# Exercise details:
Your task is to extract every line from the material below exactly.

# Records shown:
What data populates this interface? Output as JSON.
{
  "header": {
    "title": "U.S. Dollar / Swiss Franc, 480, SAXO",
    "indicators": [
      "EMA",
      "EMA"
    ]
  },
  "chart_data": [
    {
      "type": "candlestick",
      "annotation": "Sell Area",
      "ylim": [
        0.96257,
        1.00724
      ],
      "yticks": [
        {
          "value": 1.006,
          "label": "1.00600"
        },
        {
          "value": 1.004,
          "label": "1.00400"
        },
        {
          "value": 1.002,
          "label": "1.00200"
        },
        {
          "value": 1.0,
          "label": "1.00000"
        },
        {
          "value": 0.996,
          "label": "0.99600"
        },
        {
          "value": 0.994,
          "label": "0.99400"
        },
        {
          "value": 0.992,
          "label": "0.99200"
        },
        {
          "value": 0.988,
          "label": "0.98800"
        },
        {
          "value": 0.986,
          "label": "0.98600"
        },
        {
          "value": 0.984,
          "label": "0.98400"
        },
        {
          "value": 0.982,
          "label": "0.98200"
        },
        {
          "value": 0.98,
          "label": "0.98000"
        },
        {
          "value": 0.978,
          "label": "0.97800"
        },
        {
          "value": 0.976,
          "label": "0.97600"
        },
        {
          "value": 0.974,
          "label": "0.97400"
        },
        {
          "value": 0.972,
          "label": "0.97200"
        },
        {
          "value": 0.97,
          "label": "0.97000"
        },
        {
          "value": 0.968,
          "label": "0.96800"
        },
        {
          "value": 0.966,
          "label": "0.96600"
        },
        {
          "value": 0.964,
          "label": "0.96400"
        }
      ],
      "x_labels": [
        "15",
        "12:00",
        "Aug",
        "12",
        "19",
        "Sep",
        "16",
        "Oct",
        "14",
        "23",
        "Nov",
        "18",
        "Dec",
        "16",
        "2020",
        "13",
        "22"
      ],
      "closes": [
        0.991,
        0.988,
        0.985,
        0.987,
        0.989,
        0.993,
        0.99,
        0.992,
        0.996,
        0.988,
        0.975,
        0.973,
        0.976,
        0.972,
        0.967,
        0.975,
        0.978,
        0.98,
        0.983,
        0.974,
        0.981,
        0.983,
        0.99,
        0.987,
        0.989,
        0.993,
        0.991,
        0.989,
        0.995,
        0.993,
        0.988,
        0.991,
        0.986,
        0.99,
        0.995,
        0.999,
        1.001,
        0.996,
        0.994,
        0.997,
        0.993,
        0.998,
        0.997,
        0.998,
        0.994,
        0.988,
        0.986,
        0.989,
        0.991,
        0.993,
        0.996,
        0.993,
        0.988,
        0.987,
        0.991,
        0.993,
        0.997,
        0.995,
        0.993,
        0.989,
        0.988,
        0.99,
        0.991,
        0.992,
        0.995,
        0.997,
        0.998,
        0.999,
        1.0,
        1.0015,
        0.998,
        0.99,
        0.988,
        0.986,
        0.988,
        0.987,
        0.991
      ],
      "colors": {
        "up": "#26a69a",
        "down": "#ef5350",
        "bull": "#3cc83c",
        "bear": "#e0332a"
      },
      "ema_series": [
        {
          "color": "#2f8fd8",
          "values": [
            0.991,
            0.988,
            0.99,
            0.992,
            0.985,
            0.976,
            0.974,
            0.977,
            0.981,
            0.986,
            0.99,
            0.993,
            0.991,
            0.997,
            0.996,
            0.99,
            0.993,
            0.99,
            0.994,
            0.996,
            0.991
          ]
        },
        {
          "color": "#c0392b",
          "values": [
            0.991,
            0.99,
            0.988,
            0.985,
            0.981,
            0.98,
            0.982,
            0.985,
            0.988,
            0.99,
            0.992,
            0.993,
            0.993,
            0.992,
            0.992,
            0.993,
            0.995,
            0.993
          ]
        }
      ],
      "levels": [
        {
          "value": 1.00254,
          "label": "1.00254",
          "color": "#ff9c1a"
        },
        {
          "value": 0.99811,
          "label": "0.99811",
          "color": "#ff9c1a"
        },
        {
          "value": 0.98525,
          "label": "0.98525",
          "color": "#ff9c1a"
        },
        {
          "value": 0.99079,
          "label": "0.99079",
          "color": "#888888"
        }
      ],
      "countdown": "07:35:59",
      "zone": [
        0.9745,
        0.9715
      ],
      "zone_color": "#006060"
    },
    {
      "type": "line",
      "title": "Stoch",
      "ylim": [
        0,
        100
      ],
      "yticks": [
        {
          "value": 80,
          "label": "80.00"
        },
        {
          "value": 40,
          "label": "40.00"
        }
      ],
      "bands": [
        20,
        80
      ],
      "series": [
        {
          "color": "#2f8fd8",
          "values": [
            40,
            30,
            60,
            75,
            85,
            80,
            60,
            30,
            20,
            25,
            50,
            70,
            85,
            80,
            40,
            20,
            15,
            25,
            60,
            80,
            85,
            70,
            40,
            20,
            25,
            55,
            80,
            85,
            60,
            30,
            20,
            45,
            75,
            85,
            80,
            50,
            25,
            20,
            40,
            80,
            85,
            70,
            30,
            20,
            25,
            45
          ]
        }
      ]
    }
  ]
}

# Response:
What data populates this interface? Output as JSON.
{
  "header": {
    "title": "U.S. Dollar / Swiss Franc, 480, SAXO",
    "indicators": [
      "EMA",
      "EMA"
    ]
  },
  "chart_data": [
    {
      "type": "candlestick",
      "annotation": "Sell Area",
      "ylim": [
        0.96257,
        1.00724
      ],
      "yticks": [
        {
          "value": 1.006,
          "label": "1.00600"
        },
        {
          "value": 1.004,
          "label": "1.00400"
        },
        {
          "value": 1.002,
          "label": "1.00200"
        },
        {
          "value": 1.0,
          "label": "1.00000"
        },
        {
          "value": 0.996,
          "label": "0.99600"
        },
        {
          "value": 0.994,
          "label": "0.99400"
        },
        {
          "value": 0.992,
          "label": "0.99200"
        },
        {
          "value": 0.988,
          "label": "0.98800"
        },
        {
          "value": 0.986,
          "label": "0.98600"
        },
        {
          "value": 0.984,
          "label": "0.98400"
        },
        {
          "value": 0.982,
          "label": "0.98200"
        },
        {
          "value": 0.98,
          "label": "0.98000"
        },
        {
          "value": 0.978,
          "label": "0.97800"
        },
        {
          "value": 0.976,
          "label": "0.97600"
        },
        {
          "value": 0.974,
          "label": "0.97400"
        },
        {
          "value": 0.972,
          "label": "0.97200"
        },
        {
          "value": 0.97,
          "label": "0.97000"
        },
        {
          "value": 0.968,
          "label": "0.96800"
        },
        {
          "value": 0.966,
          "label": "0.96600"
        },
        {
          "value": 0.964,
          "label": "0.96400"
        }
      ],
      "x_labels": [
        "15",
        "12:00",
        "Aug",
        "12",
        "19",
        "Sep",
        "16",
        "Oct",
        "14",
        "23",
        "Nov",
        "18",
        "Dec",
        "16",
        "2020",
        "13",
        "22"
      ],
      "closes": [
        0.991,
        0.988,
        0.985,
        0.987,
        0.989,
        0.993,
        0.99,
        0.992,
        0.996,
        0.988,
        0.975,
        0.973,
        0.976,
        0.972,
        0.967,
        0.975,
        0.978,
        0.98,
        0.983,
        0.974,
        0.981,
        0.983,
        0.99,
        0.987,
        0.989,
        0.993,
        0.991,
        0.989,
        0.995,
        0.993,
        0.988,
        0.991,
        0.986,
        0.99,
        0.995,
        0.999,
        1.001,
        0.996,
        0.994,
        0.997,
        0.993,
        0.998,
        0.997,
        0.998,
        0.994,
        0.988,
        0.986,
        0.989,
        0.991,
        0.993,
        0.996,
        0.993,
        0.988,
        0.987,
        0.991,
        0.993,
        0.997,
        0.995,
        0.993,
        0.989,
        0.988,
        0.99,
        0.991,
        0.992,
        0.995,
        0.997,
        0.998,
        0.999,
        1.0,
        1.0015,
        0.998,
        0.99,
        0.988,
        0.986,
        0.988,
        0.987,
        0.991
      ],
      "colors": {
        "up": "#26a69a",
        "down": "#ef5350",
        "bull": "#3cc83c",
        "bear": "#e0332a"
      },
      "ema_series": [
        {
          "color": "#2f8fd8",
          "values": [
            0.991,
            0.988,
            0.99,
            0.992,
            0.985,
            0.976,
            0.974,
            0.977,
            0.981,
            0.986,
            0.99,
            0.993,
            0.991,
            0.997,
            0.996,
            0.99,
            0.993,
            0.99,
            0.994,
            0.996,
            0.991
          ]
        },
        {
          "color": "#c0392b",
          "values": [
            0.991,
            0.99,
            0.988,
            0.985,
            0.981,
            0.98,
            0.982,
            0.985,
            0.988,
            0.99,
            0.992,
            0.993,
            0.993,
            0.992,
            0.992,
            0.993,
            0.995,
            0.993
          ]
        }
      ],
      "levels": [
        {
          "value": 1.00254,
          "label": "1.00254",
          "color": "#ff9c1a"
        },
        {
          "value": 0.99811,
          "label": "0.99811",
          "color": "#ff9c1a"
        },
        {
          "value": 0.98525,
          "label": "0.98525",
          "color": "#ff9c1a"
        },
        {
          "value": 0.99079,
          "label": "0.99079",
          "color": "#888888"
        }
      ],
      "countdown": "07:35:59",
      "zone": [
        0.9745,
        0.9715
      ],
      "zone_color": "#006060"
    },
    {
      "type": "line",
      "title": "Stoch",
      "ylim": [
        0,
        100
      ],
      "yticks": [
        {
          "value": 80,
          "label": "80.00"
        },
        {
          "value": 40,
          "label": "40.00"
        }
      ],
      "bands": [
        20,
        80
      ],
      "series": [
        {
          "color": "#2f8fd8",
          "values": [
            40,
            30,
            60,
            75,
            85,
            80,
            60,
            30,
            20,
            25,
            50,
            70,
            85,
            80,
            40,
            20,
            15,
            25,
            60,
            80,
            85,
            70,
            40,
            20,
            25,
            55,
            80,
            85,
            60,
            30,
            20,
            45,
            75,
            85,
            80,
            50,
            25,
            20,
            40,
            80,
            85,
            70,
            30,
            20,
            25,
            45
          ]
        }
      ]
    }
  ]
}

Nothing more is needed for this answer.